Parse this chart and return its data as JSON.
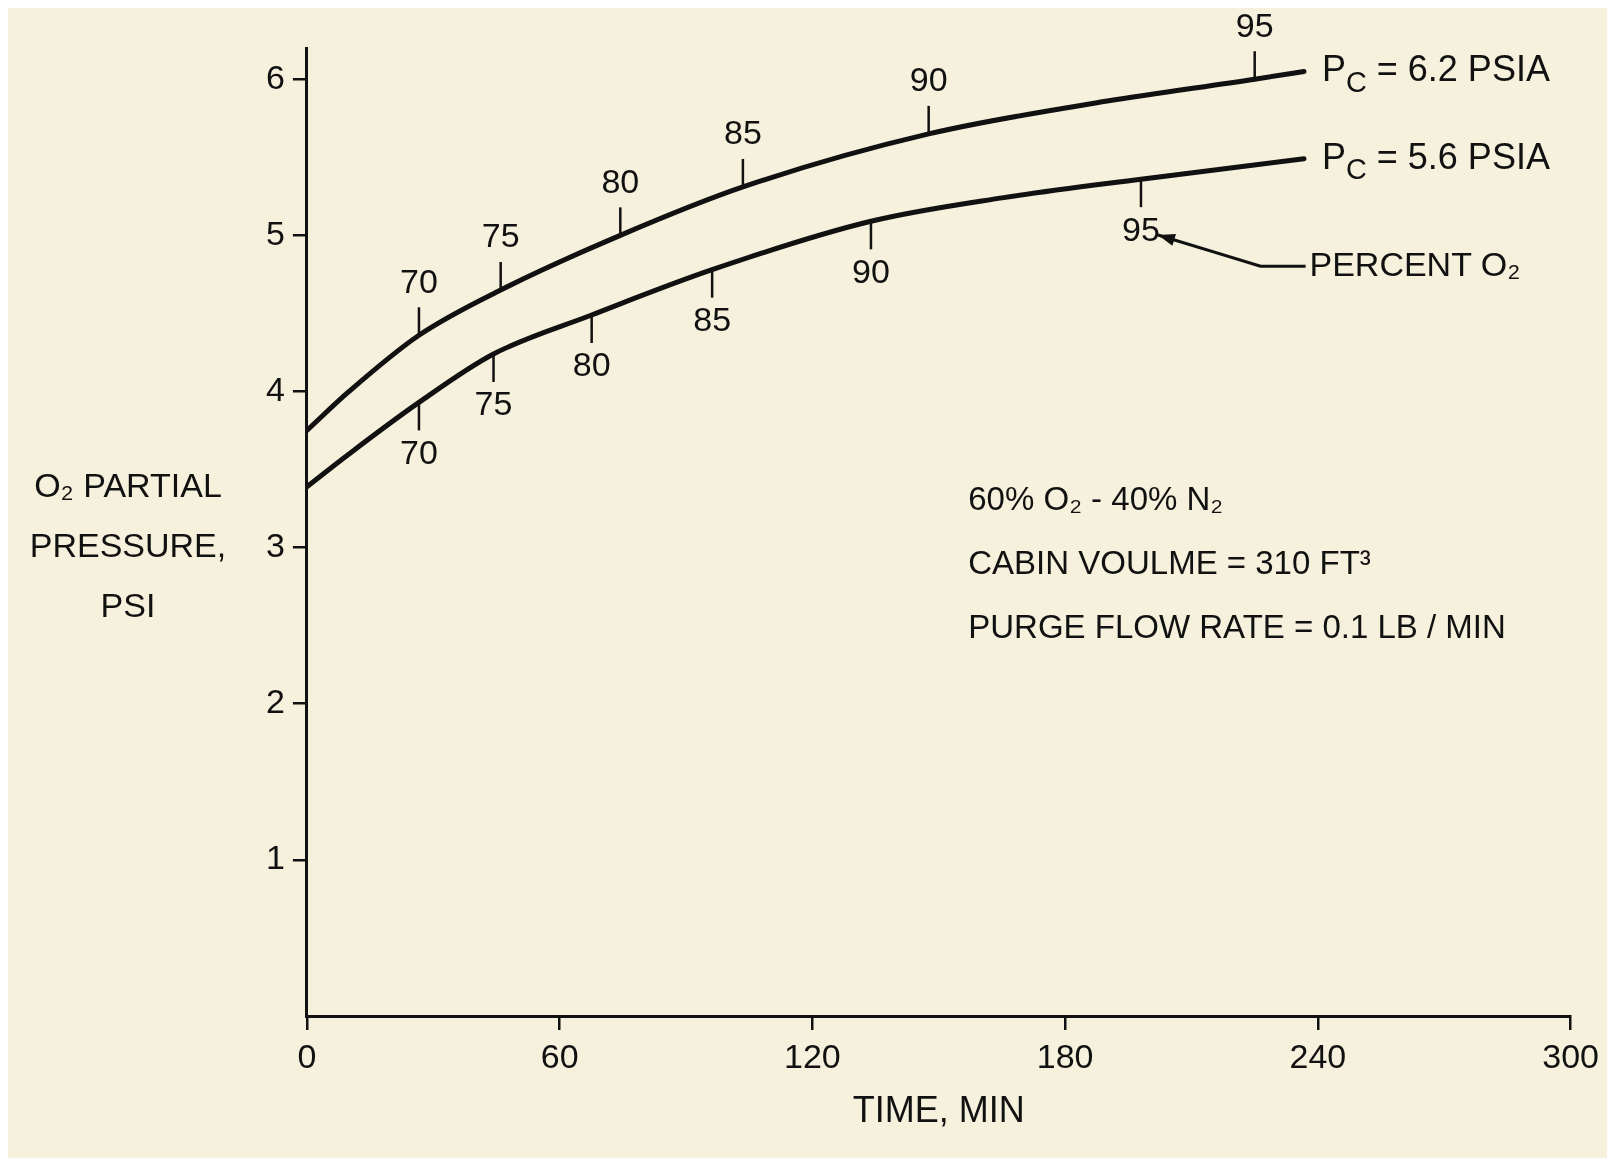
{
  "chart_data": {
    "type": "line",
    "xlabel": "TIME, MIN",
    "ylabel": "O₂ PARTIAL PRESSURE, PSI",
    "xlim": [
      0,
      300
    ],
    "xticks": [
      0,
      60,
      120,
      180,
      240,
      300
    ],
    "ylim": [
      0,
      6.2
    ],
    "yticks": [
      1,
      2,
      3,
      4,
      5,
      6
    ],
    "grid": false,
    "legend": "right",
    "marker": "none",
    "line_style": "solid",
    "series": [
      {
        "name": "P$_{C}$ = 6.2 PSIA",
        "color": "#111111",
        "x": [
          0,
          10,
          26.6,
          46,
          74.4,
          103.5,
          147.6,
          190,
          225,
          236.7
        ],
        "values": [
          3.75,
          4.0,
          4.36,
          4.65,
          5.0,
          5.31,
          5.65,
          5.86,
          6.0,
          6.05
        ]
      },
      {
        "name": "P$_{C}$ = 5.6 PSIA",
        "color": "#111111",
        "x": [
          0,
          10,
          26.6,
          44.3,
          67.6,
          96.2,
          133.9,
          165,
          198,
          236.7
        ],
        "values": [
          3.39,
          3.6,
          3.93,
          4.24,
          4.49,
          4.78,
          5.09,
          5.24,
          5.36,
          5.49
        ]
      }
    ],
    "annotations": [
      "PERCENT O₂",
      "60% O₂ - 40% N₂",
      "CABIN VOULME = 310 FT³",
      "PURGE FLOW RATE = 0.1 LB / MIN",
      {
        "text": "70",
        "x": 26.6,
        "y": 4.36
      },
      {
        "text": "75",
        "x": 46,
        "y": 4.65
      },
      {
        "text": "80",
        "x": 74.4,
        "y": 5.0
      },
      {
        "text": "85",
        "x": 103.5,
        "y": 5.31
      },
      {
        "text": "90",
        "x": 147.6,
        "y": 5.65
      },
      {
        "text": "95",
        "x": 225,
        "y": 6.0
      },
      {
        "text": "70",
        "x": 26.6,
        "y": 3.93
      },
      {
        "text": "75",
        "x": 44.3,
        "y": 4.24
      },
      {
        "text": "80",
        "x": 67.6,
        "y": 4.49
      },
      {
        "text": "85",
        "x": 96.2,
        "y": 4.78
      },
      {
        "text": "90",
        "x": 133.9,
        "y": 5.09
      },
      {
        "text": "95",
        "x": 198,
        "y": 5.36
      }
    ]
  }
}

────────────────────

Problem details =>
Exclude the pictures and repeat every other part of the records word for word.

Result =>
Parse this chart and return its data as JSON.
{
  "chart_data": {
    "type": "line",
    "xlabel": "TIME, MIN",
    "ylabel": "O₂ PARTIAL PRESSURE, PSI",
    "xlim": [
      0,
      300
    ],
    "xticks": [
      0,
      60,
      120,
      180,
      240,
      300
    ],
    "ylim": [
      0,
      6.2
    ],
    "yticks": [
      1,
      2,
      3,
      4,
      5,
      6
    ],
    "grid": false,
    "legend": "right",
    "marker": "none",
    "line_style": "solid",
    "series": [
      {
        "name": "P$_{C}$ = 6.2 PSIA",
        "color": "#111111",
        "x": [
          0,
          10,
          26.6,
          46,
          74.4,
          103.5,
          147.6,
          190,
          225,
          236.7
        ],
        "values": [
          3.75,
          4.0,
          4.36,
          4.65,
          5.0,
          5.31,
          5.65,
          5.86,
          6.0,
          6.05
        ]
      },
      {
        "name": "P$_{C}$ = 5.6 PSIA",
        "color": "#111111",
        "x": [
          0,
          10,
          26.6,
          44.3,
          67.6,
          96.2,
          133.9,
          165,
          198,
          236.7
        ],
        "values": [
          3.39,
          3.6,
          3.93,
          4.24,
          4.49,
          4.78,
          5.09,
          5.24,
          5.36,
          5.49
        ]
      }
    ],
    "annotations": [
      "PERCENT O₂",
      "60% O₂ - 40% N₂",
      "CABIN VOULME = 310 FT³",
      "PURGE FLOW RATE = 0.1 LB / MIN",
      {
        "text": "70",
        "x": 26.6,
        "y": 4.36
      },
      {
        "text": "75",
        "x": 46,
        "y": 4.65
      },
      {
        "text": "80",
        "x": 74.4,
        "y": 5.0
      },
      {
        "text": "85",
        "x": 103.5,
        "y": 5.31
      },
      {
        "text": "90",
        "x": 147.6,
        "y": 5.65
      },
      {
        "text": "95",
        "x": 225,
        "y": 6.0
      },
      {
        "text": "70",
        "x": 26.6,
        "y": 3.93
      },
      {
        "text": "75",
        "x": 44.3,
        "y": 4.24
      },
      {
        "text": "80",
        "x": 67.6,
        "y": 4.49
      },
      {
        "text": "85",
        "x": 96.2,
        "y": 4.78
      },
      {
        "text": "90",
        "x": 133.9,
        "y": 5.09
      },
      {
        "text": "95",
        "x": 198,
        "y": 5.36
      }
    ]
  }
}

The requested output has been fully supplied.